EXERCISE AIM: In the records below, pick out all lines containing the word "imported".

INPUT RECORDS:
========
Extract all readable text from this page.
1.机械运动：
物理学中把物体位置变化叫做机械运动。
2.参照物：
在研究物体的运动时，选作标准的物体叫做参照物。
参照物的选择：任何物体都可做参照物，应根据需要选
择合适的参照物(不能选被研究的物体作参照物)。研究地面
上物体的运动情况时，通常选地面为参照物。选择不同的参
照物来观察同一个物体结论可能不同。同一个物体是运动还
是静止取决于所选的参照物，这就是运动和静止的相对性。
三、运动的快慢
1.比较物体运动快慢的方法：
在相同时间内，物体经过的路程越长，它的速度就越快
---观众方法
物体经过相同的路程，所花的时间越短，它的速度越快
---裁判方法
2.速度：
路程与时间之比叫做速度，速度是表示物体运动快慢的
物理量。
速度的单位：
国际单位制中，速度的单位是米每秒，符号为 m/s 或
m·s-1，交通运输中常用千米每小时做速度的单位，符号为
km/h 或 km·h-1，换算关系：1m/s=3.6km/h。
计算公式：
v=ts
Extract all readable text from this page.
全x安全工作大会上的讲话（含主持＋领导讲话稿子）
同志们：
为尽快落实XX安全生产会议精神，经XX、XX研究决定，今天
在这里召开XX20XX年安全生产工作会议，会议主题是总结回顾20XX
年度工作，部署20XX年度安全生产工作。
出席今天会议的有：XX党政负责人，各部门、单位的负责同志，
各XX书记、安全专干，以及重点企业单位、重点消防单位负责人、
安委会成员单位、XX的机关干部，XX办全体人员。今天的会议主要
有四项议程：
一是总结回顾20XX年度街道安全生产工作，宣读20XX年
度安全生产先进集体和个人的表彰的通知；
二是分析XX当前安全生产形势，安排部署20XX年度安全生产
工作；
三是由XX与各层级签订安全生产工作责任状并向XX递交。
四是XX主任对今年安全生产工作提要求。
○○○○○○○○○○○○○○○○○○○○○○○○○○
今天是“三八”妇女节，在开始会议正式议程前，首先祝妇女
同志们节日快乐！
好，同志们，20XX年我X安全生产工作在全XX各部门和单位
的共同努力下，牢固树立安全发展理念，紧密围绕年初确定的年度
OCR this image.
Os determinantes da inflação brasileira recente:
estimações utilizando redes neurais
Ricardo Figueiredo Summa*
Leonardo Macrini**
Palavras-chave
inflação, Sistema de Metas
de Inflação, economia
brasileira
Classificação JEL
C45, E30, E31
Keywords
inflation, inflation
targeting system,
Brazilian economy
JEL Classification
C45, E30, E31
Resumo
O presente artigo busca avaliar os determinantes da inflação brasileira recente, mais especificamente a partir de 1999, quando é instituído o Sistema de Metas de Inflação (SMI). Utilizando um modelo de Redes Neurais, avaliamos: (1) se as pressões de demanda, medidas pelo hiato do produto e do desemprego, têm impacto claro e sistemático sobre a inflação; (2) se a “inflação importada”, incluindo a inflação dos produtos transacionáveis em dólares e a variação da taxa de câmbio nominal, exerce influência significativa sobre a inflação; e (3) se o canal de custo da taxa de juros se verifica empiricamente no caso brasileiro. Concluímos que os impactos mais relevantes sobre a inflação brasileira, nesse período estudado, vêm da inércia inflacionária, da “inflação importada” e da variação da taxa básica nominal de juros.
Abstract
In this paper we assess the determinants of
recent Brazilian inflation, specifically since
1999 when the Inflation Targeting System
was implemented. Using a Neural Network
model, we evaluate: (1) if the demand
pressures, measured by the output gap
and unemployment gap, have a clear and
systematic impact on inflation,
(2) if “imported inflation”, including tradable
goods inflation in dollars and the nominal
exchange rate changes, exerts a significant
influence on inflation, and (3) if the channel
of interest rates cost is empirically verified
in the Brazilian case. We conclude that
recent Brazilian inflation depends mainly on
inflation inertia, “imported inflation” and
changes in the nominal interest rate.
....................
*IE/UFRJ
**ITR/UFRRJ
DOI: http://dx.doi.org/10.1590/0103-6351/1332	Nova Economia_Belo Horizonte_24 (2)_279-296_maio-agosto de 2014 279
========
RESULT OF THIS EXERCISE:
(2) if “imported inflation”, including tradable
inflation inertia, “imported inflation” and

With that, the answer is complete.